# [GOAL OF THE EXERCISE]
Return all entries precisely as they stand, without the images.

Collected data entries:
• • • • • • •
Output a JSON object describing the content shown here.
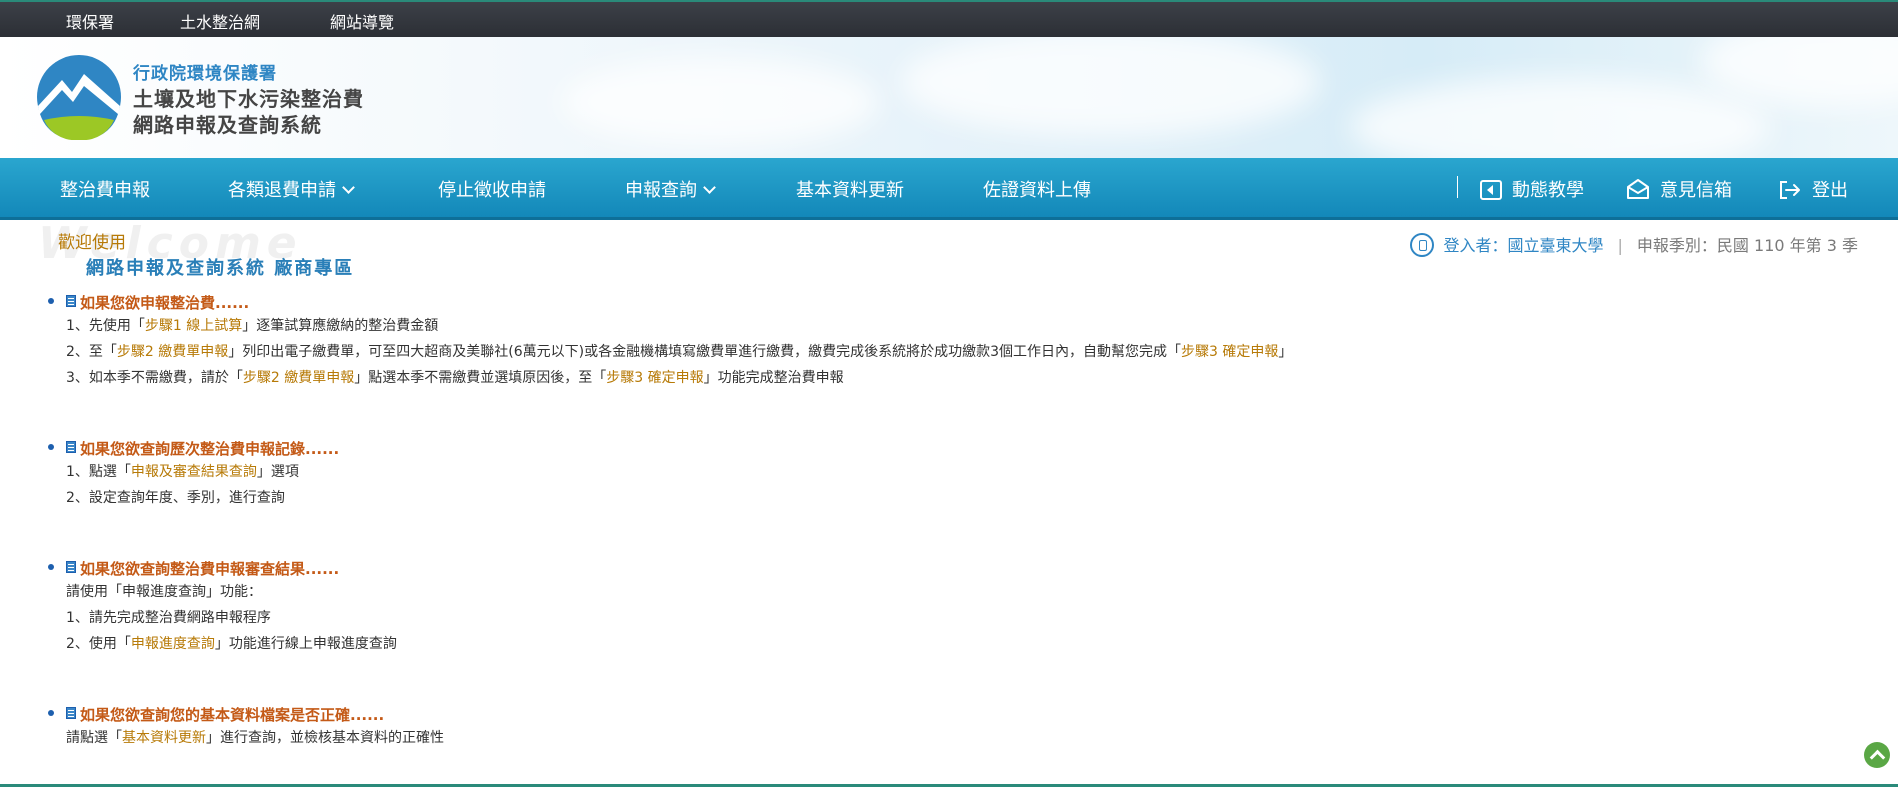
{
  "topbar": {
    "links": [
      "環保署",
      "土水整治網",
      "網站導覽"
    ]
  },
  "brand": {
    "line1": "行政院環境保護署",
    "line2": "土壤及地下水污染整治費",
    "line3": "網路申報及查詢系統"
  },
  "nav": {
    "items": [
      "整治費申報",
      "各類退費申請",
      "停止徵收申請",
      "申報查詢",
      "基本資料更新",
      "佐證資料上傳"
    ],
    "right": [
      "動態教學",
      "意見信箱",
      "登出"
    ]
  },
  "welcome": {
    "bg": "Welcome",
    "title": "歡迎使用",
    "subtitle": "網路申報及查詢系統  廠商專區"
  },
  "user": {
    "label": "登入者：",
    "name": "國立臺東大學",
    "separator": "|",
    "season": "申報季別：民國 110 年第 3 季"
  },
  "sections": [
    {
      "title": "如果您欲申報整治費......",
      "lines": [
        [
          "1、先使用「",
          "步驟1 線上試算",
          "」逐筆試算應繳納的整治費金額"
        ],
        [
          "2、至「",
          "步驟2 繳費單申報",
          "」列印出電子繳費單，可至四大超商及美聯社(6萬元以下)或各金融機構填寫繳費單進行繳費，繳費完成後系統將於成功繳款3個工作日內，自動幫您完成「",
          "步驟3 確定申報",
          "」"
        ],
        [
          "3、如本季不需繳費，請於「",
          "步驟2 繳費單申報",
          "」點選本季不需繳費並選填原因後，至「",
          "步驟3 確定申報",
          "」功能完成整治費申報"
        ]
      ]
    },
    {
      "title": "如果您欲查詢歷次整治費申報記錄......",
      "lines": [
        [
          "1、點選「",
          "申報及審查結果查詢",
          "」選項"
        ],
        [
          "2、設定查詢年度、季別，進行查詢"
        ]
      ]
    },
    {
      "title": "如果您欲查詢整治費申報審查結果......",
      "lines": [
        [
          "請使用「申報進度查詢」功能："
        ],
        [
          "1、請先完成整治費網路申報程序"
        ],
        [
          "2、使用「",
          "申報進度查詢",
          "」功能進行線上申報進度查詢"
        ]
      ]
    },
    {
      "title": "如果您欲查詢您的基本資料檔案是否正確......",
      "lines": [
        [
          "請點選「",
          "基本資料更新",
          "」進行查詢，並檢核基本資料的正確性"
        ]
      ]
    }
  ],
  "colors": {
    "nav": "#1a94c4",
    "highlight": "#b77a07",
    "section_title": "#c45a17",
    "brand_blue": "#2f86c4"
  }
}
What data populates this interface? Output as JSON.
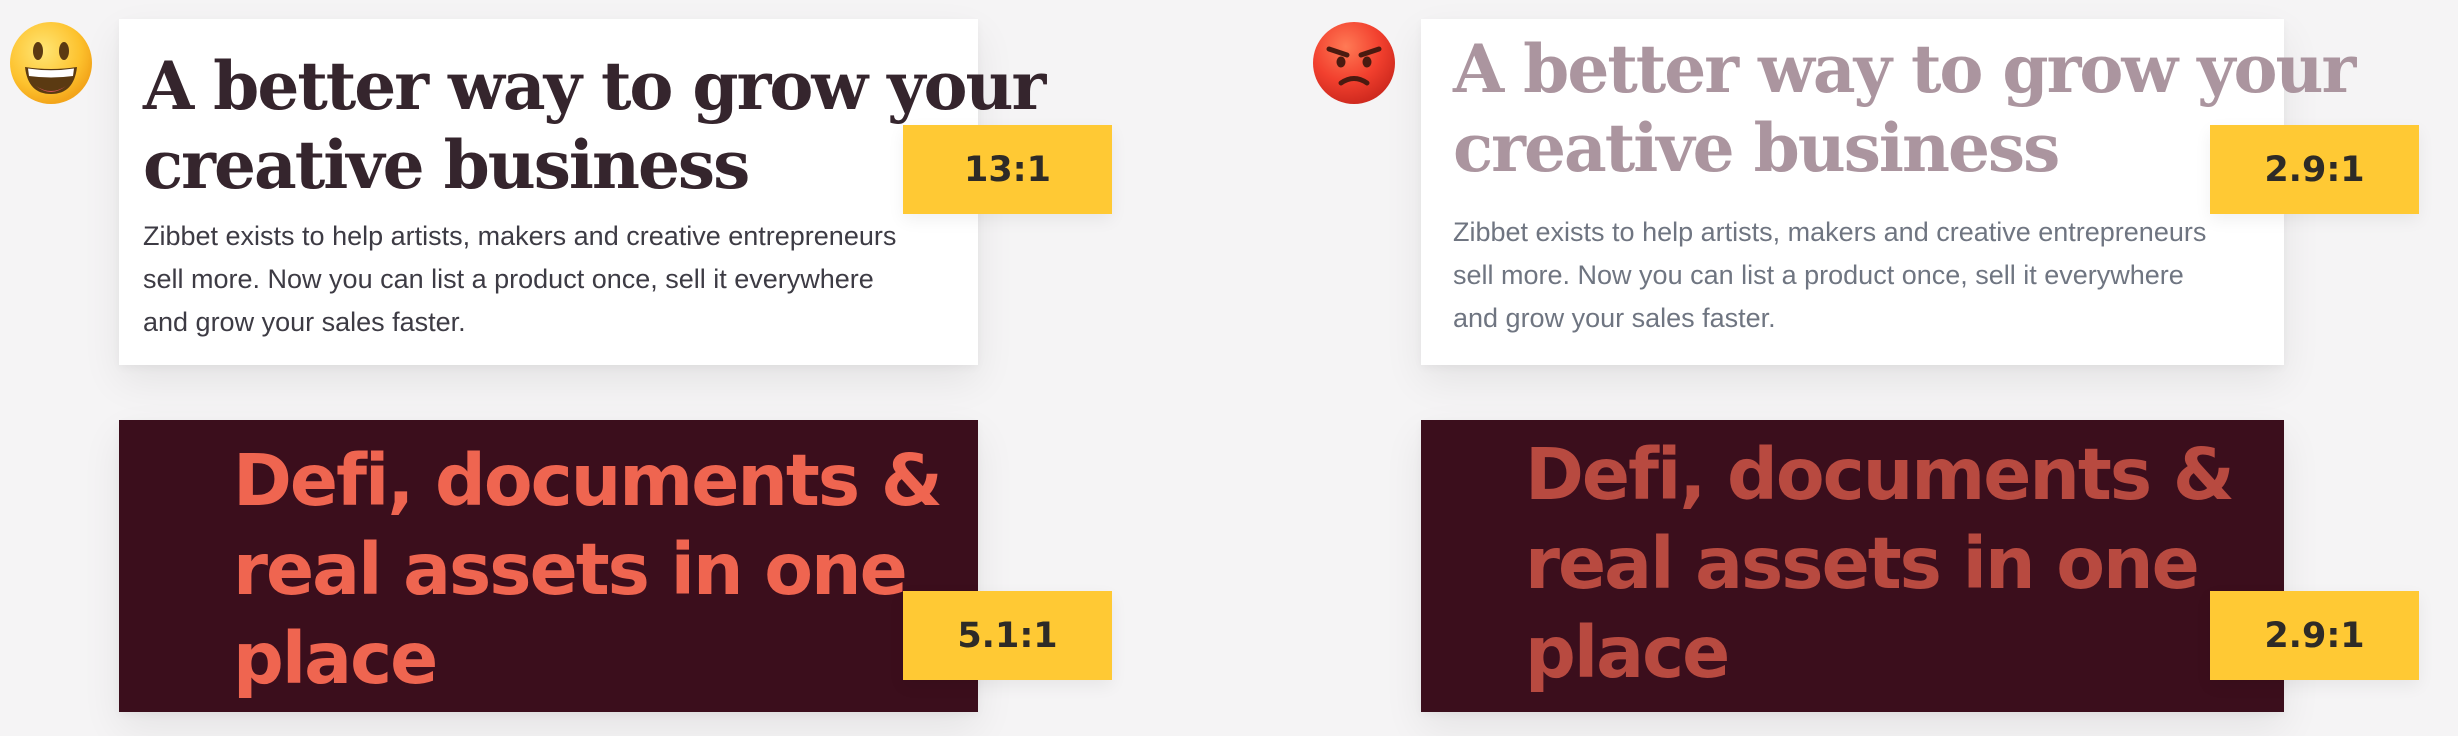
{
  "comparisons": [
    {
      "side": "good",
      "emoji": "grinning-face-icon",
      "light_card": {
        "headline_line1": "A better way to grow your",
        "headline_line2": "creative business",
        "body_line1": "Zibbet exists to help artists, makers and creative entrepreneurs",
        "body_line2": "sell more. Now you can list a product once, sell it everywhere",
        "body_line3": "and grow your sales faster.",
        "ratio": "13:1",
        "headline_color": "#35252d",
        "body_color": "#3d3b44"
      },
      "dark_card": {
        "line1": "Defi, documents &",
        "line2": "real assets in one",
        "line3": "place",
        "ratio": "5.1:1",
        "text_color": "#ef6550",
        "background": "#3b0e1c"
      }
    },
    {
      "side": "bad",
      "emoji": "angry-face-icon",
      "light_card": {
        "headline_line1": "A better way to grow your",
        "headline_line2": "creative business",
        "body_line1": "Zibbet exists to help artists, makers and creative entrepreneurs",
        "body_line2": "sell more. Now you can list a product once, sell it everywhere",
        "body_line3": "and grow your sales faster.",
        "ratio": "2.9:1",
        "headline_color": "#ab959f",
        "body_color": "#6f7581"
      },
      "dark_card": {
        "line1": "Defi, documents &",
        "line2": "real assets in one",
        "line3": "place",
        "ratio": "2.9:1",
        "text_color": "#b84a40",
        "background": "#3b0e1c"
      }
    }
  ],
  "colors": {
    "page_background": "#f5f4f5",
    "badge": "#ffc934",
    "badge_text": "#2e2b27"
  }
}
• • • • • • •
# [RESPONSE FOR THIS EXERCISE]
Output a JSON object describing the content shown here.
{
  "topbar": {
    "links": [
      "環保署",
      "土水整治網",
      "網站導覽"
    ]
  },
  "brand": {
    "line1": "行政院環境保護署",
    "line2": "土壤及地下水污染整治費",
    "line3": "網路申報及查詢系統"
  },
  "nav": {
    "items": [
      "整治費申報",
      "各類退費申請",
      "停止徵收申請",
      "申報查詢",
      "基本資料更新",
      "佐證資料上傳"
    ],
    "right": [
      "動態教學",
      "意見信箱",
      "登出"
    ]
  },
  "welcome": {
    "bg": "Welcome",
    "title": "歡迎使用",
    "subtitle": "網路申報及查詢系統  廠商專區"
  },
  "user": {
    "label": "登入者：",
    "name": "國立臺東大學",
    "separator": "|",
    "season": "申報季別：民國 110 年第 3 季"
  },
  "sections": [
    {
      "title": "如果您欲申報整治費......",
      "lines": [
        [
          "1、先使用「",
          "步驟1 線上試算",
          "」逐筆試算應繳納的整治費金額"
        ],
        [
          "2、至「",
          "步驟2 繳費單申報",
          "」列印出電子繳費單，可至四大超商及美聯社(6萬元以下)或各金融機構填寫繳費單進行繳費，繳費完成後系統將於成功繳款3個工作日內，自動幫您完成「",
          "步驟3 確定申報",
          "」"
        ],
        [
          "3、如本季不需繳費，請於「",
          "步驟2 繳費單申報",
          "」點選本季不需繳費並選填原因後，至「",
          "步驟3 確定申報",
          "」功能完成整治費申報"
        ]
      ]
    },
    {
      "title": "如果您欲查詢歷次整治費申報記錄......",
      "lines": [
        [
          "1、點選「",
          "申報及審查結果查詢",
          "」選項"
        ],
        [
          "2、設定查詢年度、季別，進行查詢"
        ]
      ]
    },
    {
      "title": "如果您欲查詢整治費申報審查結果......",
      "lines": [
        [
          "請使用「申報進度查詢」功能："
        ],
        [
          "1、請先完成整治費網路申報程序"
        ],
        [
          "2、使用「",
          "申報進度查詢",
          "」功能進行線上申報進度查詢"
        ]
      ]
    },
    {
      "title": "如果您欲查詢您的基本資料檔案是否正確......",
      "lines": [
        [
          "請點選「",
          "基本資料更新",
          "」進行查詢，並檢核基本資料的正確性"
        ]
      ]
    }
  ],
  "colors": {
    "nav": "#1a94c4",
    "highlight": "#b77a07",
    "section_title": "#c45a17",
    "brand_blue": "#2f86c4"
  }
}
What data populates this interface? Output as JSON.
{
  "comparisons": [
    {
      "side": "good",
      "emoji": "grinning-face-icon",
      "light_card": {
        "headline_line1": "A better way to grow your",
        "headline_line2": "creative business",
        "body_line1": "Zibbet exists to help artists, makers and creative entrepreneurs",
        "body_line2": "sell more. Now you can list a product once, sell it everywhere",
        "body_line3": "and grow your sales faster.",
        "ratio": "13:1",
        "headline_color": "#35252d",
        "body_color": "#3d3b44"
      },
      "dark_card": {
        "line1": "Defi, documents &",
        "line2": "real assets in one",
        "line3": "place",
        "ratio": "5.1:1",
        "text_color": "#ef6550",
        "background": "#3b0e1c"
      }
    },
    {
      "side": "bad",
      "emoji": "angry-face-icon",
      "light_card": {
        "headline_line1": "A better way to grow your",
        "headline_line2": "creative business",
        "body_line1": "Zibbet exists to help artists, makers and creative entrepreneurs",
        "body_line2": "sell more. Now you can list a product once, sell it everywhere",
        "body_line3": "and grow your sales faster.",
        "ratio": "2.9:1",
        "headline_color": "#ab959f",
        "body_color": "#6f7581"
      },
      "dark_card": {
        "line1": "Defi, documents &",
        "line2": "real assets in one",
        "line3": "place",
        "ratio": "2.9:1",
        "text_color": "#b84a40",
        "background": "#3b0e1c"
      }
    }
  ],
  "colors": {
    "page_background": "#f5f4f5",
    "badge": "#ffc934",
    "badge_text": "#2e2b27"
  }
}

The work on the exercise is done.